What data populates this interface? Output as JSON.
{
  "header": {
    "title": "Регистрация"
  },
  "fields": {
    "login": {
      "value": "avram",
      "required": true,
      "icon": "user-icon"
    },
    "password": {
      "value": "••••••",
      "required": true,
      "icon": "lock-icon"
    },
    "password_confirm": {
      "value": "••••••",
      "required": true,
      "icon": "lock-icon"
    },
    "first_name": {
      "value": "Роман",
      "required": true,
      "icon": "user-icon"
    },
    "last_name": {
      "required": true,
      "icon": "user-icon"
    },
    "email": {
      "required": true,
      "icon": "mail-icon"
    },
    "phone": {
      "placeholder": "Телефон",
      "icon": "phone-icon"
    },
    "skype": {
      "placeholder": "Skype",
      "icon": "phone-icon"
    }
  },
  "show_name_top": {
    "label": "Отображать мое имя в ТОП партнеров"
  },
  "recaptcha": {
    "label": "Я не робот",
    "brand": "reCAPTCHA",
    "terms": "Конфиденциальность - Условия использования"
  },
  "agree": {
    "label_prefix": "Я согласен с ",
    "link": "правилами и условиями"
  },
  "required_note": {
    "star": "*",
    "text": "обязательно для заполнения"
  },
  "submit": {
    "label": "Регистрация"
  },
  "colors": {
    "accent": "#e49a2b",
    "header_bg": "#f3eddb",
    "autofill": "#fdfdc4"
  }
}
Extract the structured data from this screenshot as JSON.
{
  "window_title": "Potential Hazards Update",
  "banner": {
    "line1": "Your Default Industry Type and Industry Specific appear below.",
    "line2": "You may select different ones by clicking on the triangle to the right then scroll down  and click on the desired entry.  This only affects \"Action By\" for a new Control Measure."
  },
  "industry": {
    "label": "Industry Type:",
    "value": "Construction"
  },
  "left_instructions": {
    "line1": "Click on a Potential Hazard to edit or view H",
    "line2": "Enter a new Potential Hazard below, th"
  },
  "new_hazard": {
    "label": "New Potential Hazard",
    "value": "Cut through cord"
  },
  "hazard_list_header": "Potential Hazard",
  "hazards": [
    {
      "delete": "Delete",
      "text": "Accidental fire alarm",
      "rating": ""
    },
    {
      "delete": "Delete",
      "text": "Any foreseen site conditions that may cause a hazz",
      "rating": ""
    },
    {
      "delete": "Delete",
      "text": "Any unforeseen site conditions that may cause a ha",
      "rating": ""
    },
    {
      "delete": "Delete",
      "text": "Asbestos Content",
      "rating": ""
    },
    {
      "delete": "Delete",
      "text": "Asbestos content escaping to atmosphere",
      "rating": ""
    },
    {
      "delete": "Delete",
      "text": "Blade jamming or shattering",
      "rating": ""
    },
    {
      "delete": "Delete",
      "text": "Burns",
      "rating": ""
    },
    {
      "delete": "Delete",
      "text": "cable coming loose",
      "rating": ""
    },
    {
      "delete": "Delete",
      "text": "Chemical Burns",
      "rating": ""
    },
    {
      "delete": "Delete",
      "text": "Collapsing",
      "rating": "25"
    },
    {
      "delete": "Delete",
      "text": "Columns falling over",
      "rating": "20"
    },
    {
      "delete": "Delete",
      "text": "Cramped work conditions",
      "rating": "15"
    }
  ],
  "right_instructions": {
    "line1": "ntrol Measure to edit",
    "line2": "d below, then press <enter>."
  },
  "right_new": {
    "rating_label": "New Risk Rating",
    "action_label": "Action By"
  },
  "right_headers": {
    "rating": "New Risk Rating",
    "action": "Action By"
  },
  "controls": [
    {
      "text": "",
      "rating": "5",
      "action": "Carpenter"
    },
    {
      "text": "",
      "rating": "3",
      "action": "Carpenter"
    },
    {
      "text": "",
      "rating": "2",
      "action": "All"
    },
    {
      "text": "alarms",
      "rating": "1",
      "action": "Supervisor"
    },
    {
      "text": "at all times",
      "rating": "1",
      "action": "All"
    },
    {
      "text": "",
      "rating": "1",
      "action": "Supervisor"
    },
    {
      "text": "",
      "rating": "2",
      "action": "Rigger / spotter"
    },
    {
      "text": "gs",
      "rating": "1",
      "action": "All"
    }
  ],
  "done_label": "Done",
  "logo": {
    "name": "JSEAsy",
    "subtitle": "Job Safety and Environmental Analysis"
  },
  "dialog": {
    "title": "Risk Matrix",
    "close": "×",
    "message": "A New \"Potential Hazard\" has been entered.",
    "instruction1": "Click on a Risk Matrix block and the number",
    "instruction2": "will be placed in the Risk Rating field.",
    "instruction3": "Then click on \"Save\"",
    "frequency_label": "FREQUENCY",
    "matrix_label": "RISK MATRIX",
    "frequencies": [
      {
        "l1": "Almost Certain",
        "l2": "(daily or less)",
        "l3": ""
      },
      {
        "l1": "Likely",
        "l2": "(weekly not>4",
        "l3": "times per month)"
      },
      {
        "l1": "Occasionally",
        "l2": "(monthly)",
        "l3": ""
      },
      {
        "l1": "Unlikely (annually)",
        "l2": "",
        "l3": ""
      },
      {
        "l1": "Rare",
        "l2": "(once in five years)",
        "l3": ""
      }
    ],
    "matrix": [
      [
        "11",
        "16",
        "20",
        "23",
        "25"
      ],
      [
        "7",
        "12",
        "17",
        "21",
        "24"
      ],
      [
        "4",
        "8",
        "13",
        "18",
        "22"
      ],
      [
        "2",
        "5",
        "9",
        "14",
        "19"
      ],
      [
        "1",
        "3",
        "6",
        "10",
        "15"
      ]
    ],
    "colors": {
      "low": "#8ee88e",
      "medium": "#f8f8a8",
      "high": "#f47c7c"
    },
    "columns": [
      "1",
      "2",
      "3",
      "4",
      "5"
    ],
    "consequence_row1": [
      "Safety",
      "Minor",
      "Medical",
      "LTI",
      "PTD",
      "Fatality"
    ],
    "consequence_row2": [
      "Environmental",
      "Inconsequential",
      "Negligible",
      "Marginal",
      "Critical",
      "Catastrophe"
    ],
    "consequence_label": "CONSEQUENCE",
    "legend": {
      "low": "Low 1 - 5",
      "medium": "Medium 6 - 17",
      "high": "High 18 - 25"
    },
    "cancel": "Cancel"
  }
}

==================================================

• **Work instructions**: Extract every line of the records above that contains the word "conditions".

• **Answer to this task**:
      "text": "Any foreseen site conditions that may cause a hazz",
      "text": "Any unforeseen site conditions that may cause a ha",
      "text": "Cramped work conditions",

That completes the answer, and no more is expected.